[Dataset entries]
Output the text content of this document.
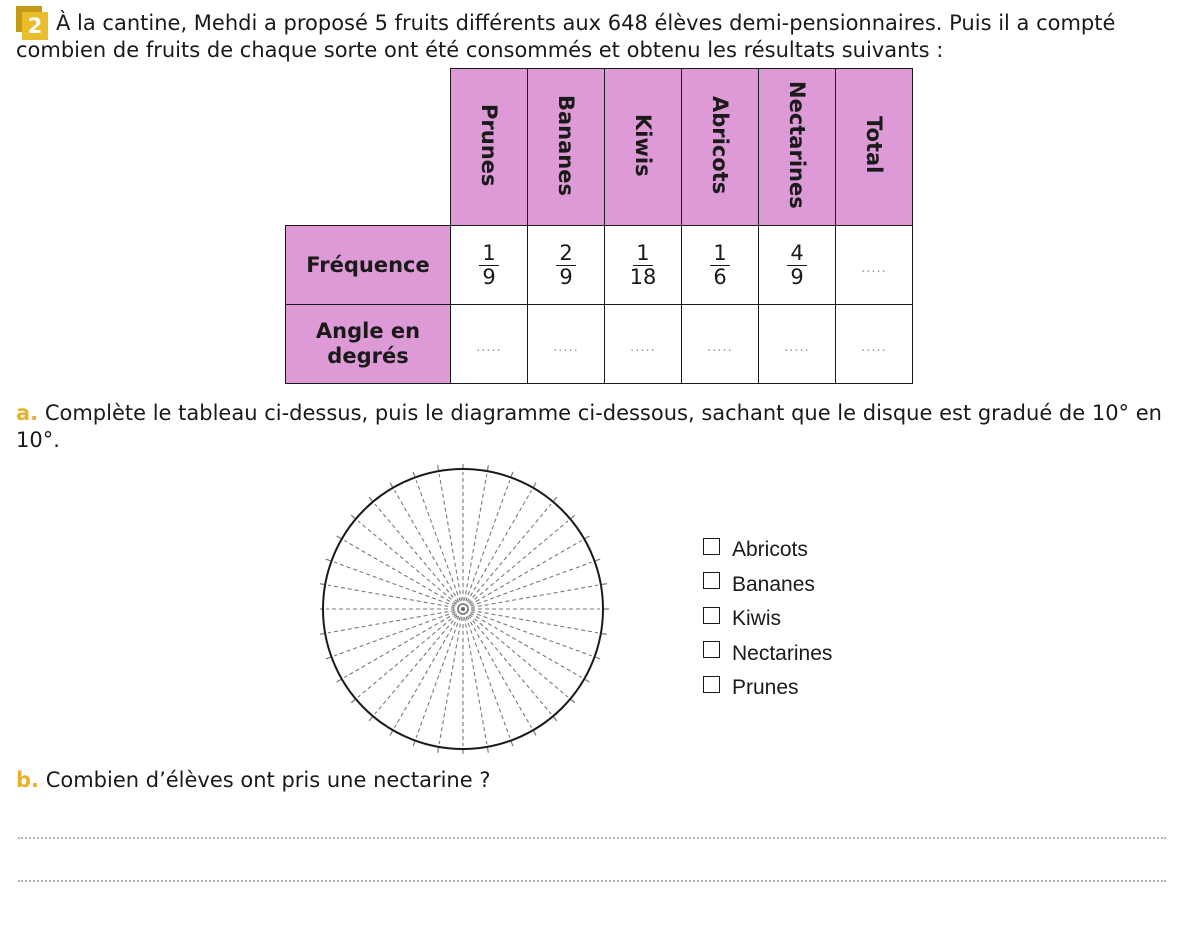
2 À la cantine, Mehdi a proposé 5 fruits différents aux 648 élèves demi-pensionnaires. Puis il a compté combien de fruits de chaque sorte ont été consommés et obtenu les résultats suivants :
	Prunes	Bananes	Kiwis	Abricots	Nectarines	Total
Fréquence	$\frac{1}{9}$	$\frac{2}{9}$	$\frac{1}{18}$	$\frac{1}{6}$	$\frac{4}{9}$	.....
Angle en
degrés	.....	.....	.....	.....	.....	.....
a. Complète le tableau ci-dessus, puis le diagramme ci-dessous, sachant que le disque est gradué de 10° en 10°.
Abricots
Bananes
Kiwis
Nectarines
Prunes
b. Combien d’élèves ont pris une nectarine ?
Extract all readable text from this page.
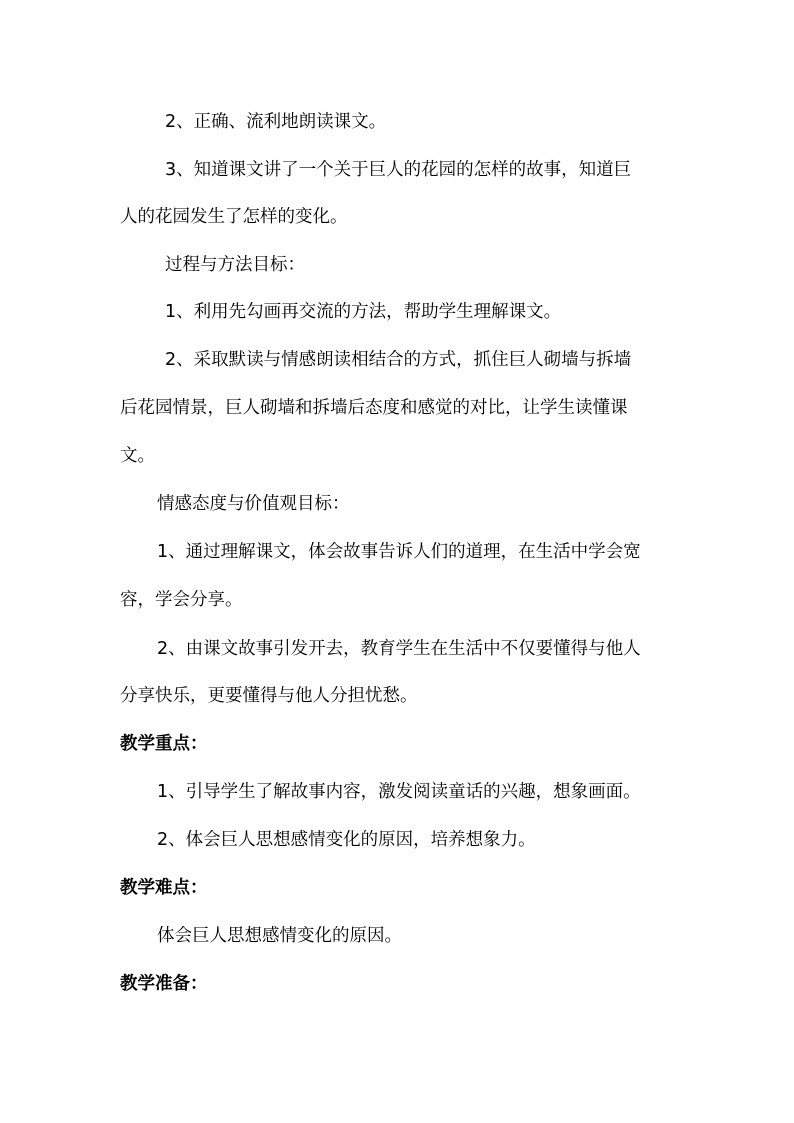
2、正确、流利地朗读课文。
3、知道课文讲了一个关于巨人的花园的怎样的故事，知道巨
人的花园发生了怎样的变化。
过程与方法目标：
1、利用先勾画再交流的方法，帮助学生理解课文。
2、采取默读与情感朗读相结合的方式，抓住巨人砌墙与拆墙
后花园情景，巨人砌墙和拆墙后态度和感觉的对比，让学生读懂课
文。
情感态度与价值观目标：
1、通过理解课文，体会故事告诉人们的道理，在生活中学会宽
容，学会分享。
2、由课文故事引发开去，教育学生在生活中不仅要懂得与他人
分享快乐，更要懂得与他人分担忧愁。
教学重点：
1、引导学生了解故事内容，激发阅读童话的兴趣，想象画面。
2、体会巨人思想感情变化的原因，培养想象力。
教学难点：
体会巨人思想感情变化的原因。
教学准备：
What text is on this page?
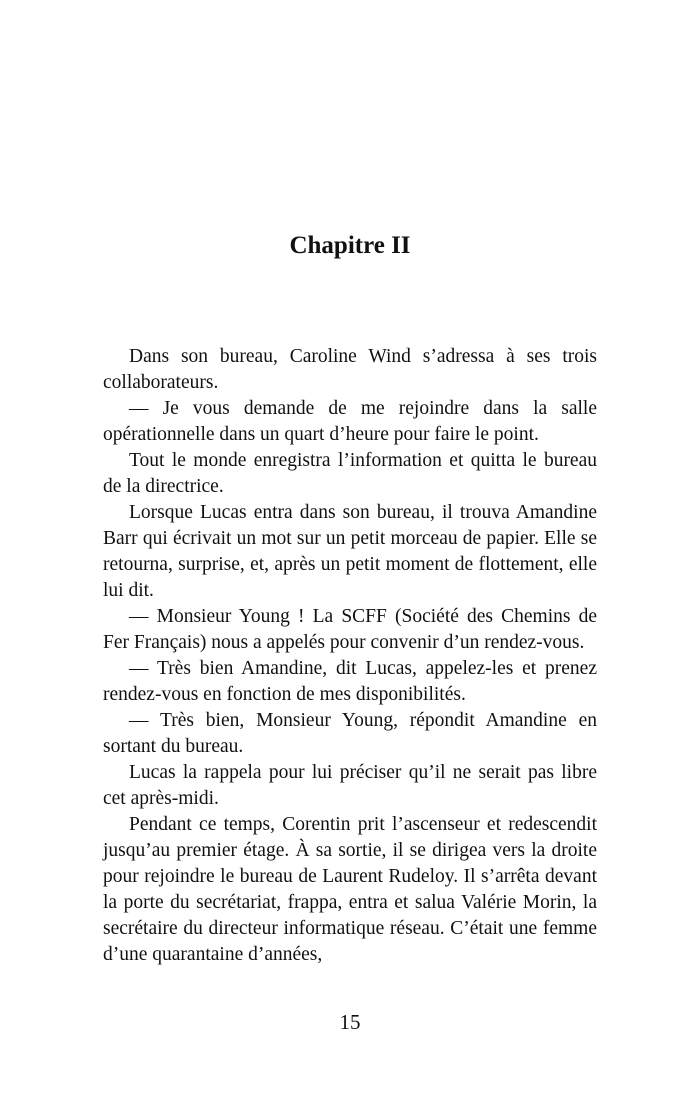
Chapitre II

Dans son bureau, Caroline Wind s’adressa à ses trois collaborateurs.

— Je vous demande de me rejoindre dans la salle opérationnelle dans un quart d’heure pour faire le point.

Tout le monde enregistra l’information et quitta le bureau de la directrice.

Lorsque Lucas entra dans son bureau, il trouva Amandine Barr qui écrivait un mot sur un petit morceau de papier. Elle se retourna, surprise, et, après un petit moment de flottement, elle lui dit.

— Monsieur Young ! La SCFF (Société des Chemins de Fer Français) nous a appelés pour convenir d’un rendez-vous.

— Très bien Amandine, dit Lucas, appelez-les et prenez rendez-vous en fonction de mes disponibilités.

— Très bien, Monsieur Young, répondit Amandine en sortant du bureau.

Lucas la rappela pour lui préciser qu’il ne serait pas libre cet après-midi.

Pendant ce temps, Corentin prit l’ascenseur et redescendit jusqu’au premier étage. À sa sortie, il se dirigea vers la droite pour rejoindre le bureau de Laurent Rudeloy. Il s’arrêta devant la porte du secrétariat, frappa, entra et salua Valérie Morin, la secrétaire du directeur informatique réseau. C’était une femme d’une quarantaine d’années,

15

_Direction_. Copy every line from the records above that contains the word "Lucas".

_The answer_.
Lorsque Lucas entra dans son bureau, il trouva Amandine Barr qui écrivait un mot sur un petit morceau de papier. Elle se retourna, surprise, et, après un petit moment de flottement, elle lui dit.
— Très bien Amandine, dit Lucas, appelez-les et prenez rendez-vous en fonction de mes disponibilités.
Lucas la rappela pour lui préciser qu’il ne serait pas libre cet après-midi.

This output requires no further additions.